▶ [What is asked]: Where does the string "JSON" appear in the records? Copy every line that contains it.

▶ [Material for the task]:
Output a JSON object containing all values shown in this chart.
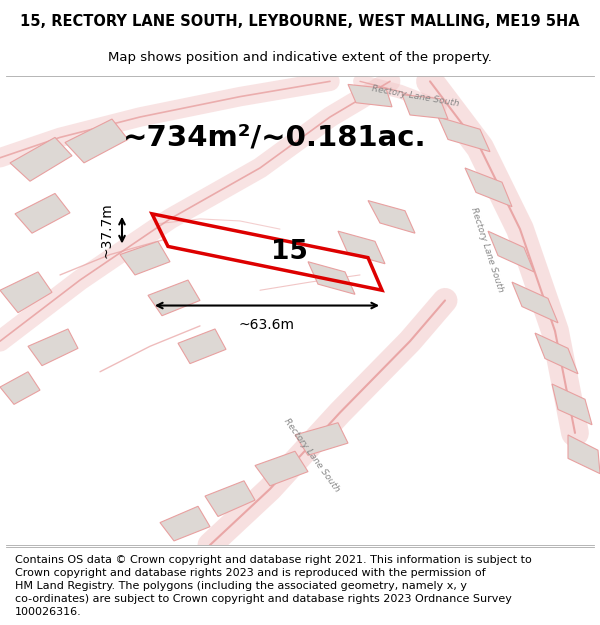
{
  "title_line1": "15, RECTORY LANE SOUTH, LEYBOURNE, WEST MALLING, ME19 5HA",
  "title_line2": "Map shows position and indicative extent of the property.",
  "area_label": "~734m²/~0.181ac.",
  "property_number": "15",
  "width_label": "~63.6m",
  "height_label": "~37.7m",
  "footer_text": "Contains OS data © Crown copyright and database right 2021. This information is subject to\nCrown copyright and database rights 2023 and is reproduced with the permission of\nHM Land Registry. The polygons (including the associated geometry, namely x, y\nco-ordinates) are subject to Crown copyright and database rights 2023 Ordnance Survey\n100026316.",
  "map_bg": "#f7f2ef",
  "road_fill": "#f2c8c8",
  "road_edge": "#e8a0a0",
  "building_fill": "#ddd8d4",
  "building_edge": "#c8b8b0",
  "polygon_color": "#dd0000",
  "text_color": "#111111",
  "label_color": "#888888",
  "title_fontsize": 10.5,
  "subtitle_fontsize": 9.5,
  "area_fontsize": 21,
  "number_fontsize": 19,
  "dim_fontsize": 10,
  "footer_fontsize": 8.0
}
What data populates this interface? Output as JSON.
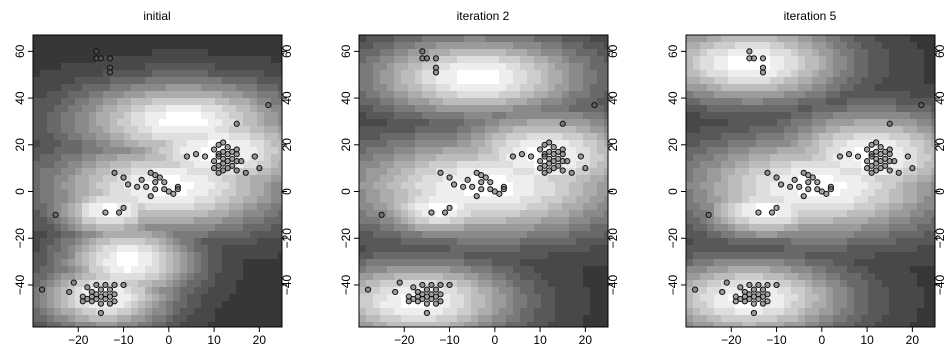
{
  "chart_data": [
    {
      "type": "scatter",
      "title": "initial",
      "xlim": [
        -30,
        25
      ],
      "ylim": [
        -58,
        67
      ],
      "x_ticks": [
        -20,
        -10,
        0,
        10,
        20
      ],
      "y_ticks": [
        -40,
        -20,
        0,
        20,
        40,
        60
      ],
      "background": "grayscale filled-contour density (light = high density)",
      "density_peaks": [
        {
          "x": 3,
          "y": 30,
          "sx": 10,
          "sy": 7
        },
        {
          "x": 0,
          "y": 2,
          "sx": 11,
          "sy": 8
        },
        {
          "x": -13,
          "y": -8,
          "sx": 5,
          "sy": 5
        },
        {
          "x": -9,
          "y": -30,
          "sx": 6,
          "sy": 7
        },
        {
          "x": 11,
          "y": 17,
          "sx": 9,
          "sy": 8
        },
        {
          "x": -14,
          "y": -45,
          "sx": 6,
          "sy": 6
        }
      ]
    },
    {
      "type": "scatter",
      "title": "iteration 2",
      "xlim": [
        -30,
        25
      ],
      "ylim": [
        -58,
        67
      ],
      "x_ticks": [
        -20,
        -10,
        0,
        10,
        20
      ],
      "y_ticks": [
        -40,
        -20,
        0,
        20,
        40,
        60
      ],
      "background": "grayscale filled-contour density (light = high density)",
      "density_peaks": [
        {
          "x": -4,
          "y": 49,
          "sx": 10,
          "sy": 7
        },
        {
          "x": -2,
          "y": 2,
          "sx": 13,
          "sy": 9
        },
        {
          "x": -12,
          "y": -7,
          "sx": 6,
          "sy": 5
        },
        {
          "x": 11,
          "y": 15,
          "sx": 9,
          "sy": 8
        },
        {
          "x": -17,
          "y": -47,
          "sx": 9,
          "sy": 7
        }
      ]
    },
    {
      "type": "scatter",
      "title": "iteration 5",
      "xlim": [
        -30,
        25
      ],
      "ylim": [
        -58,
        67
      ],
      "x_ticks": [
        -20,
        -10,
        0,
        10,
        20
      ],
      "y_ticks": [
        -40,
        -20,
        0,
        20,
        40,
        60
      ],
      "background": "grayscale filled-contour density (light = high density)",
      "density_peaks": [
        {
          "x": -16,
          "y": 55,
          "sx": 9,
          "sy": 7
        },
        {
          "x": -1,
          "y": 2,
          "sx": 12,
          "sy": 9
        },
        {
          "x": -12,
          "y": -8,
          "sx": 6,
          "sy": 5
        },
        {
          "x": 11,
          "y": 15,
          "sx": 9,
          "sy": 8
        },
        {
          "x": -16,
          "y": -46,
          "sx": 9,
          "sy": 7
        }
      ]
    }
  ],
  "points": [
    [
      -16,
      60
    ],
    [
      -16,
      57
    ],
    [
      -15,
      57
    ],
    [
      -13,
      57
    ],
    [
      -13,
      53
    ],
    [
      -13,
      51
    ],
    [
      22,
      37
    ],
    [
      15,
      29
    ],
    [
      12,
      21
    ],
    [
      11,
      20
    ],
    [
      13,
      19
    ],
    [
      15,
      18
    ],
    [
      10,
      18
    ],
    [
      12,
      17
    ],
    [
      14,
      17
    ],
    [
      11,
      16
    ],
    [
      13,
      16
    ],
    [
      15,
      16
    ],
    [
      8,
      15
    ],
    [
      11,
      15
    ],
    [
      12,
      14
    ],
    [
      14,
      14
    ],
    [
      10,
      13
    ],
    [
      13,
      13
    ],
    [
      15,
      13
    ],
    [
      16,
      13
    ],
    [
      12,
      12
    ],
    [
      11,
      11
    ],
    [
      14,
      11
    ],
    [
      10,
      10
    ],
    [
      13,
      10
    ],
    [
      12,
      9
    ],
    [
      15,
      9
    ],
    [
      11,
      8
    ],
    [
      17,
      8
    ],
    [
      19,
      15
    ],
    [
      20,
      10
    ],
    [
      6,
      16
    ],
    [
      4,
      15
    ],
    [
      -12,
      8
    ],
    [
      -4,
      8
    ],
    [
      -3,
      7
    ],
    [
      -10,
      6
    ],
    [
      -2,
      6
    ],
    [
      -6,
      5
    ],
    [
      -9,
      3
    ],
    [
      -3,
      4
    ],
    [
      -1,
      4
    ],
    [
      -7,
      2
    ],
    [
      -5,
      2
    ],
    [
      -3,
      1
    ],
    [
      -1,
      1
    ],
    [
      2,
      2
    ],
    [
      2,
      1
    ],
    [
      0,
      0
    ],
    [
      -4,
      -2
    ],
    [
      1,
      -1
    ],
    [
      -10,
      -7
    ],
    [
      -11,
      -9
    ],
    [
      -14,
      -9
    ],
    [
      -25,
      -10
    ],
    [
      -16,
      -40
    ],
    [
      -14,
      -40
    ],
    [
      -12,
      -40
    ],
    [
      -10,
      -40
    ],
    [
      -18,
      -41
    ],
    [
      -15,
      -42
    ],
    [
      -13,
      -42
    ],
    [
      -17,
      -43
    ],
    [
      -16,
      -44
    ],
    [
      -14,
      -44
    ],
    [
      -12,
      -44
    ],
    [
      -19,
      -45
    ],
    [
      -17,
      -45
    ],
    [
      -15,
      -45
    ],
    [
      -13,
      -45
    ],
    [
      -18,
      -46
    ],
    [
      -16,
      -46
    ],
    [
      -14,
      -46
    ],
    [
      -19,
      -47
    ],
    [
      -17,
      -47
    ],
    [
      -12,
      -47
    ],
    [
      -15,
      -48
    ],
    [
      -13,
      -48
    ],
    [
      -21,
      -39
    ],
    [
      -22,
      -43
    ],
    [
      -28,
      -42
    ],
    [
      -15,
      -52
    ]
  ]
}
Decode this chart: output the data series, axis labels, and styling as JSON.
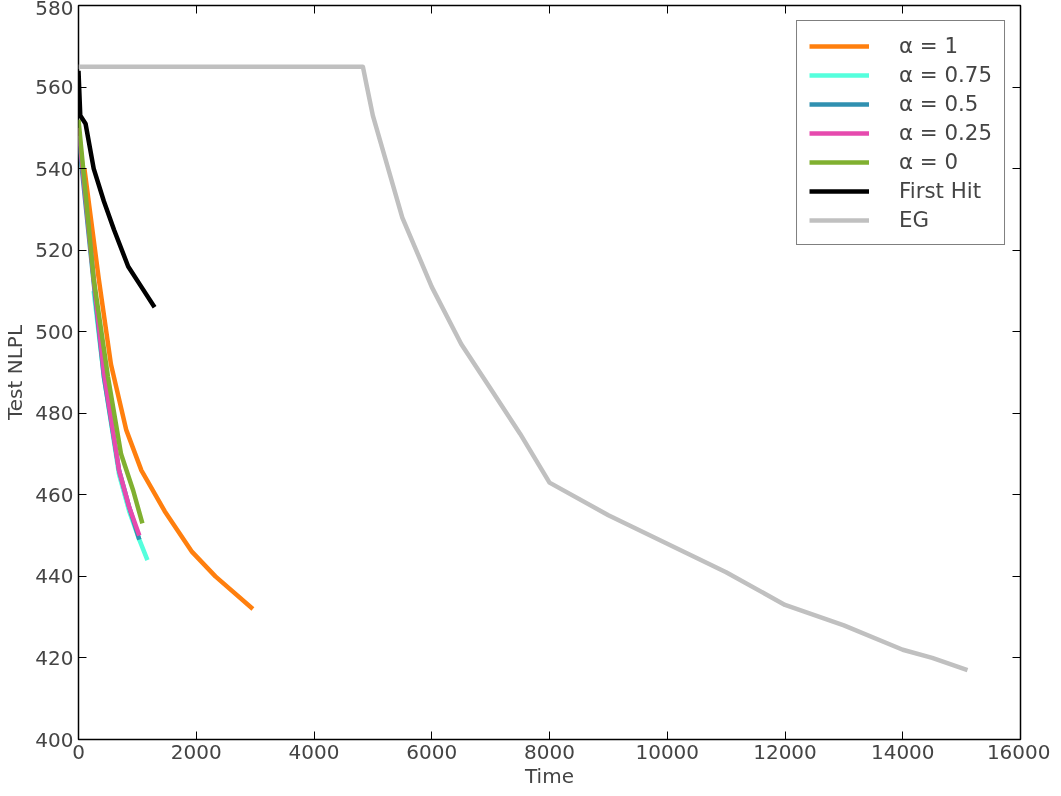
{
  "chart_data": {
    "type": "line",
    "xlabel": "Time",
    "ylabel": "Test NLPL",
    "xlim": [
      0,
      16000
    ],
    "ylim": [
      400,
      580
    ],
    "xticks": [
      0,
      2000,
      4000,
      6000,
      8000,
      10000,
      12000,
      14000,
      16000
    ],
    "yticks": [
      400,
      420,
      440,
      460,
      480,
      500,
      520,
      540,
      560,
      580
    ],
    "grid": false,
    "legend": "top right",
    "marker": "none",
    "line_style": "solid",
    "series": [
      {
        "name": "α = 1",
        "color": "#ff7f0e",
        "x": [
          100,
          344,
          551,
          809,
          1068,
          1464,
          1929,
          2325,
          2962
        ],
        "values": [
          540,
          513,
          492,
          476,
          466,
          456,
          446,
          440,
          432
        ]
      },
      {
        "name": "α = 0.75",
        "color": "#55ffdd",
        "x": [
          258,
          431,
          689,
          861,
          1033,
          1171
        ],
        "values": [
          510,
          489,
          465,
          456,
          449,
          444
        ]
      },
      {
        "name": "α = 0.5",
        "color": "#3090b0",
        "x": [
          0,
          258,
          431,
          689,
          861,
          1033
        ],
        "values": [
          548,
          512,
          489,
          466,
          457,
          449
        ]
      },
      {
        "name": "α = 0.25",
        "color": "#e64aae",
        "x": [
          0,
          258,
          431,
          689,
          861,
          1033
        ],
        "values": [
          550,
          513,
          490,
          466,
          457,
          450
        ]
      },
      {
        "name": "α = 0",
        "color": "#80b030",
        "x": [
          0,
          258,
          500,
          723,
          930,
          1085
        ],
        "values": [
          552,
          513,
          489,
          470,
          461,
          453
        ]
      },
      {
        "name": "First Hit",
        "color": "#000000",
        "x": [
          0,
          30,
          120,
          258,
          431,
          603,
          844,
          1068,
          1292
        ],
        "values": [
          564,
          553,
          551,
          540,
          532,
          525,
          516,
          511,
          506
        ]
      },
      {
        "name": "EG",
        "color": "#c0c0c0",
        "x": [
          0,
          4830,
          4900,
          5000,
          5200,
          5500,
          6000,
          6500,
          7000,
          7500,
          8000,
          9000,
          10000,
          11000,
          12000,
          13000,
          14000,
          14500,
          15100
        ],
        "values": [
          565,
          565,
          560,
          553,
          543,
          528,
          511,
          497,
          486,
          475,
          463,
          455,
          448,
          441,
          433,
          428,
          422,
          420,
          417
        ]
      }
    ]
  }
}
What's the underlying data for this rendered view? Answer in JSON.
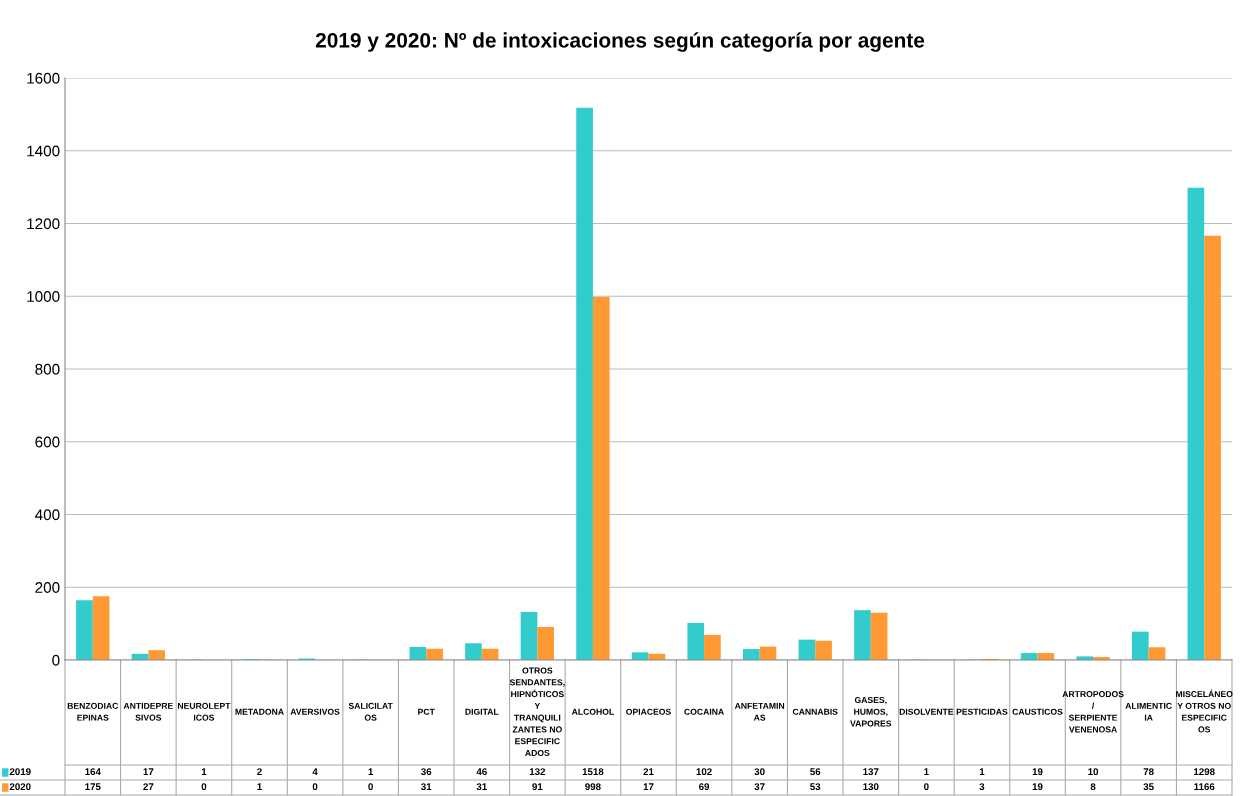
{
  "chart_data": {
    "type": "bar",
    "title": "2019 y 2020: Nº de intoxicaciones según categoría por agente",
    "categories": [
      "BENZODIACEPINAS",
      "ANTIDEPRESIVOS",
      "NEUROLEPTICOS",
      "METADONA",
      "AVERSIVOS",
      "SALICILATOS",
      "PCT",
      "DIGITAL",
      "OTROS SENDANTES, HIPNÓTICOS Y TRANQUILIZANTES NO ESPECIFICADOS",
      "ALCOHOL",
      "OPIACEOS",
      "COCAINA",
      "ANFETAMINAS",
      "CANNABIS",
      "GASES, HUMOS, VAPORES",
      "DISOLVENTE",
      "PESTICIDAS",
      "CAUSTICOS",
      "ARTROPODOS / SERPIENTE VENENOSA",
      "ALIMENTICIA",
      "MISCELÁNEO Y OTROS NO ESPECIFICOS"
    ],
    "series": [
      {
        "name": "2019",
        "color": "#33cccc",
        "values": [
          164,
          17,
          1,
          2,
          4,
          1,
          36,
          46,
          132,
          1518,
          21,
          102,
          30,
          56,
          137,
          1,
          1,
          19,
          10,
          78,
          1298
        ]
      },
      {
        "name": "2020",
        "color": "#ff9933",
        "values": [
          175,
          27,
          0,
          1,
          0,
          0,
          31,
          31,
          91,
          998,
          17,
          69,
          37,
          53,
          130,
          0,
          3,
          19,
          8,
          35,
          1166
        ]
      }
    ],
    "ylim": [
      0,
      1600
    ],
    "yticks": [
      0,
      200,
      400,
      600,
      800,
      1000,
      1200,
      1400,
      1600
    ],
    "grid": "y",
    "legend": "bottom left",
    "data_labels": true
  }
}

▶ [Finished task]:
Output a JSON object containing all values shown in this chart.
What data populates this interface? Output as JSON.
Decode this chart: output the data series, axis labels, and styling as JSON.
What's the underlying data for this rendered view? Answer in JSON.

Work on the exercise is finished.